* STATED EXERCISE:
All entries are to be quoted exactly; the images stay out of the copy.

*** EXERCISE DATA ***

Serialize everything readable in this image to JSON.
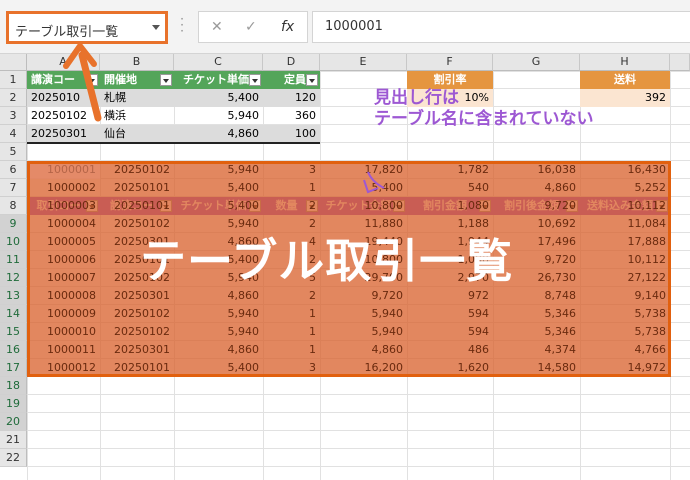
{
  "formula_bar": {
    "name_box_value": "テーブル取引一覧",
    "formula_value": "1000001",
    "cancel_icon": "✕",
    "enter_icon": "✓",
    "fx_label": "fx"
  },
  "columns": [
    "A",
    "B",
    "C",
    "D",
    "E",
    "F",
    "G",
    "H"
  ],
  "rows": [
    "1",
    "2",
    "3",
    "4",
    "5",
    "6",
    "7",
    "8",
    "9",
    "10",
    "11",
    "12",
    "13",
    "14",
    "15",
    "16",
    "17",
    "18",
    "19",
    "20",
    "21",
    "22"
  ],
  "table1": {
    "headers": [
      "講演コー",
      "開催地",
      "チケット単価",
      "定員"
    ],
    "rows": [
      [
        "2025010",
        "札幌",
        "5,400",
        "120"
      ],
      [
        "20250102",
        "横浜",
        "5,940",
        "360"
      ],
      [
        "20250301",
        "仙台",
        "4,860",
        "100"
      ]
    ]
  },
  "side": {
    "discount_label": "割引率",
    "discount_value": "10%",
    "shipping_label": "送料",
    "shipping_value": "392"
  },
  "table2": {
    "headers": [
      "取引コー",
      "講演コー",
      "チケット単価",
      "数量",
      "チケット金額",
      "割引金額",
      "割引後金額",
      "送料込み金額"
    ],
    "rows": [
      [
        "1000001",
        "20250102",
        "5,940",
        "3",
        "17,820",
        "1,782",
        "16,038",
        "16,430"
      ],
      [
        "1000002",
        "20250101",
        "5,400",
        "1",
        "5,400",
        "540",
        "4,860",
        "5,252"
      ],
      [
        "1000003",
        "20250101",
        "5,400",
        "2",
        "10,800",
        "1,080",
        "9,720",
        "10,112"
      ],
      [
        "1000004",
        "20250102",
        "5,940",
        "2",
        "11,880",
        "1,188",
        "10,692",
        "11,084"
      ],
      [
        "1000005",
        "20250301",
        "4,860",
        "4",
        "19,440",
        "1,944",
        "17,496",
        "17,888"
      ],
      [
        "1000006",
        "20250101",
        "5,400",
        "2",
        "10,800",
        "1,080",
        "9,720",
        "10,112"
      ],
      [
        "1000007",
        "20250102",
        "5,940",
        "5",
        "29,700",
        "2,970",
        "26,730",
        "27,122"
      ],
      [
        "1000008",
        "20250301",
        "4,860",
        "2",
        "9,720",
        "972",
        "8,748",
        "9,140"
      ],
      [
        "1000009",
        "20250102",
        "5,940",
        "1",
        "5,940",
        "594",
        "5,346",
        "5,738"
      ],
      [
        "1000010",
        "20250102",
        "5,940",
        "1",
        "5,940",
        "594",
        "5,346",
        "5,738"
      ],
      [
        "1000011",
        "20250301",
        "4,860",
        "1",
        "4,860",
        "486",
        "4,374",
        "4,766"
      ],
      [
        "1000012",
        "20250101",
        "5,400",
        "3",
        "16,200",
        "1,620",
        "14,580",
        "14,972"
      ]
    ]
  },
  "annotations": {
    "callout_line1": "見出し行は",
    "callout_line2": "テーブル名に含まれていない",
    "big_label": "テーブル取引一覧"
  },
  "colors": {
    "table1_header": "#54a55a",
    "table2_header": "#9d58d3",
    "side_header": "#e59540",
    "highlight": "#e1600e"
  }
}
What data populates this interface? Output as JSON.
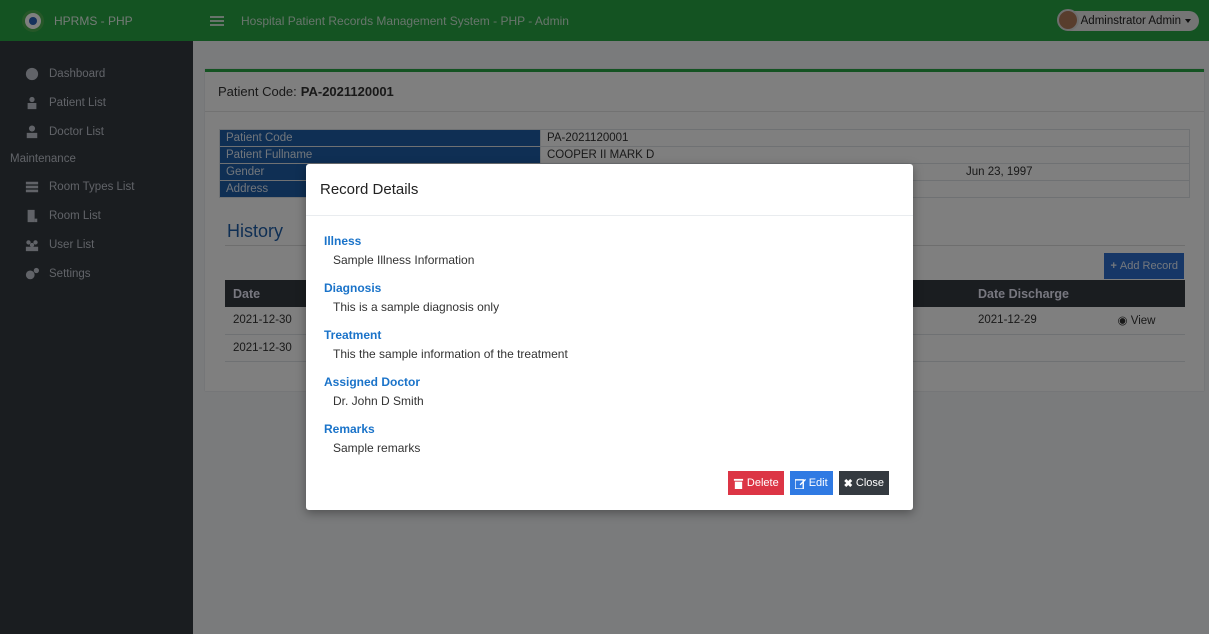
{
  "app": {
    "brand": "HPRMS - PHP",
    "title": "Hospital Patient Records Management System - PHP - Admin",
    "user": "Adminstrator Admin"
  },
  "sidebar": {
    "items": [
      {
        "label": "Dashboard",
        "icon": "dashboard-icon"
      },
      {
        "label": "Patient List",
        "icon": "patient-icon"
      },
      {
        "label": "Doctor List",
        "icon": "doctor-icon"
      }
    ],
    "section_header": "Maintenance",
    "maintenance_items": [
      {
        "label": "Room Types List",
        "icon": "table-icon"
      },
      {
        "label": "Room List",
        "icon": "room-icon"
      },
      {
        "label": "User List",
        "icon": "users-icon"
      },
      {
        "label": "Settings",
        "icon": "gears-icon"
      }
    ]
  },
  "patient": {
    "header_label": "Patient Code:",
    "header_code": "PA-2021120001",
    "rows": [
      {
        "label": "Patient Code",
        "value": "PA-2021120001"
      },
      {
        "label": "Patient Fullname",
        "value": "COOPER II MARK D"
      },
      {
        "label": "Gender",
        "value": "Jun 23, 1997"
      },
      {
        "label": "Address",
        "value": ""
      }
    ]
  },
  "history": {
    "title": "History",
    "add_label": "Add Record",
    "columns": [
      "Date",
      "Date Discharge",
      ""
    ],
    "rows": [
      {
        "date": "2021-12-30",
        "discharge": "2021-12-29",
        "action": "View"
      },
      {
        "date": "2021-12-30",
        "discharge": "",
        "action": ""
      }
    ]
  },
  "modal": {
    "title": "Record Details",
    "fields": [
      {
        "label": "Illness",
        "value": "Sample Illness Information"
      },
      {
        "label": "Diagnosis",
        "value": "This is a sample diagnosis only"
      },
      {
        "label": "Treatment",
        "value": "This the sample information of the treatment"
      },
      {
        "label": "Assigned Doctor",
        "value": "Dr. John D Smith"
      },
      {
        "label": "Remarks",
        "value": "Sample remarks"
      }
    ],
    "buttons": {
      "delete": "Delete",
      "edit": "Edit",
      "close": "Close"
    }
  },
  "colors": {
    "brand_green": "#28a745",
    "sidebar": "#343a40",
    "label_blue": "#1f5ea8",
    "delete_red": "#dc3545",
    "edit_blue": "#2f7ae3"
  }
}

***

* RESPONSE:
Serialize everything readable in this image to JSON.
{
  "formula_bar": {
    "name_box_value": "テーブル取引一覧",
    "formula_value": "1000001",
    "cancel_icon": "✕",
    "enter_icon": "✓",
    "fx_label": "fx"
  },
  "columns": [
    "A",
    "B",
    "C",
    "D",
    "E",
    "F",
    "G",
    "H"
  ],
  "rows": [
    "1",
    "2",
    "3",
    "4",
    "5",
    "6",
    "7",
    "8",
    "9",
    "10",
    "11",
    "12",
    "13",
    "14",
    "15",
    "16",
    "17",
    "18",
    "19",
    "20",
    "21",
    "22"
  ],
  "table1": {
    "headers": [
      "講演コー",
      "開催地",
      "チケット単価",
      "定員"
    ],
    "rows": [
      [
        "2025010",
        "札幌",
        "5,400",
        "120"
      ],
      [
        "20250102",
        "横浜",
        "5,940",
        "360"
      ],
      [
        "20250301",
        "仙台",
        "4,860",
        "100"
      ]
    ]
  },
  "side": {
    "discount_label": "割引率",
    "discount_value": "10%",
    "shipping_label": "送料",
    "shipping_value": "392"
  },
  "table2": {
    "headers": [
      "取引コー",
      "講演コー",
      "チケット単価",
      "数量",
      "チケット金額",
      "割引金額",
      "割引後金額",
      "送料込み金額"
    ],
    "rows": [
      [
        "1000001",
        "20250102",
        "5,940",
        "3",
        "17,820",
        "1,782",
        "16,038",
        "16,430"
      ],
      [
        "1000002",
        "20250101",
        "5,400",
        "1",
        "5,400",
        "540",
        "4,860",
        "5,252"
      ],
      [
        "1000003",
        "20250101",
        "5,400",
        "2",
        "10,800",
        "1,080",
        "9,720",
        "10,112"
      ],
      [
        "1000004",
        "20250102",
        "5,940",
        "2",
        "11,880",
        "1,188",
        "10,692",
        "11,084"
      ],
      [
        "1000005",
        "20250301",
        "4,860",
        "4",
        "19,440",
        "1,944",
        "17,496",
        "17,888"
      ],
      [
        "1000006",
        "20250101",
        "5,400",
        "2",
        "10,800",
        "1,080",
        "9,720",
        "10,112"
      ],
      [
        "1000007",
        "20250102",
        "5,940",
        "5",
        "29,700",
        "2,970",
        "26,730",
        "27,122"
      ],
      [
        "1000008",
        "20250301",
        "4,860",
        "2",
        "9,720",
        "972",
        "8,748",
        "9,140"
      ],
      [
        "1000009",
        "20250102",
        "5,940",
        "1",
        "5,940",
        "594",
        "5,346",
        "5,738"
      ],
      [
        "1000010",
        "20250102",
        "5,940",
        "1",
        "5,940",
        "594",
        "5,346",
        "5,738"
      ],
      [
        "1000011",
        "20250301",
        "4,860",
        "1",
        "4,860",
        "486",
        "4,374",
        "4,766"
      ],
      [
        "1000012",
        "20250101",
        "5,400",
        "3",
        "16,200",
        "1,620",
        "14,580",
        "14,972"
      ]
    ]
  },
  "annotations": {
    "callout_line1": "見出し行は",
    "callout_line2": "テーブル名に含まれていない",
    "big_label": "テーブル取引一覧"
  },
  "colors": {
    "table1_header": "#54a55a",
    "table2_header": "#9d58d3",
    "side_header": "#e59540",
    "highlight": "#e1600e"
  }
}
What data populates this interface? Output as JSON.
{
  "app": {
    "brand": "HPRMS - PHP",
    "title": "Hospital Patient Records Management System - PHP - Admin",
    "user": "Adminstrator Admin"
  },
  "sidebar": {
    "items": [
      {
        "label": "Dashboard",
        "icon": "dashboard-icon"
      },
      {
        "label": "Patient List",
        "icon": "patient-icon"
      },
      {
        "label": "Doctor List",
        "icon": "doctor-icon"
      }
    ],
    "section_header": "Maintenance",
    "maintenance_items": [
      {
        "label": "Room Types List",
        "icon": "table-icon"
      },
      {
        "label": "Room List",
        "icon": "room-icon"
      },
      {
        "label": "User List",
        "icon": "users-icon"
      },
      {
        "label": "Settings",
        "icon": "gears-icon"
      }
    ]
  },
  "patient": {
    "header_label": "Patient Code:",
    "header_code": "PA-2021120001",
    "rows": [
      {
        "label": "Patient Code",
        "value": "PA-2021120001"
      },
      {
        "label": "Patient Fullname",
        "value": "COOPER II MARK D"
      },
      {
        "label": "Gender",
        "value": "Jun 23, 1997"
      },
      {
        "label": "Address",
        "value": ""
      }
    ]
  },
  "history": {
    "title": "History",
    "add_label": "Add Record",
    "columns": [
      "Date",
      "Date Discharge",
      ""
    ],
    "rows": [
      {
        "date": "2021-12-30",
        "discharge": "2021-12-29",
        "action": "View"
      },
      {
        "date": "2021-12-30",
        "discharge": "",
        "action": ""
      }
    ]
  },
  "modal": {
    "title": "Record Details",
    "fields": [
      {
        "label": "Illness",
        "value": "Sample Illness Information"
      },
      {
        "label": "Diagnosis",
        "value": "This is a sample diagnosis only"
      },
      {
        "label": "Treatment",
        "value": "This the sample information of the treatment"
      },
      {
        "label": "Assigned Doctor",
        "value": "Dr. John D Smith"
      },
      {
        "label": "Remarks",
        "value": "Sample remarks"
      }
    ],
    "buttons": {
      "delete": "Delete",
      "edit": "Edit",
      "close": "Close"
    }
  },
  "colors": {
    "brand_green": "#28a745",
    "sidebar": "#343a40",
    "label_blue": "#1f5ea8",
    "delete_red": "#dc3545",
    "edit_blue": "#2f7ae3"
  }
}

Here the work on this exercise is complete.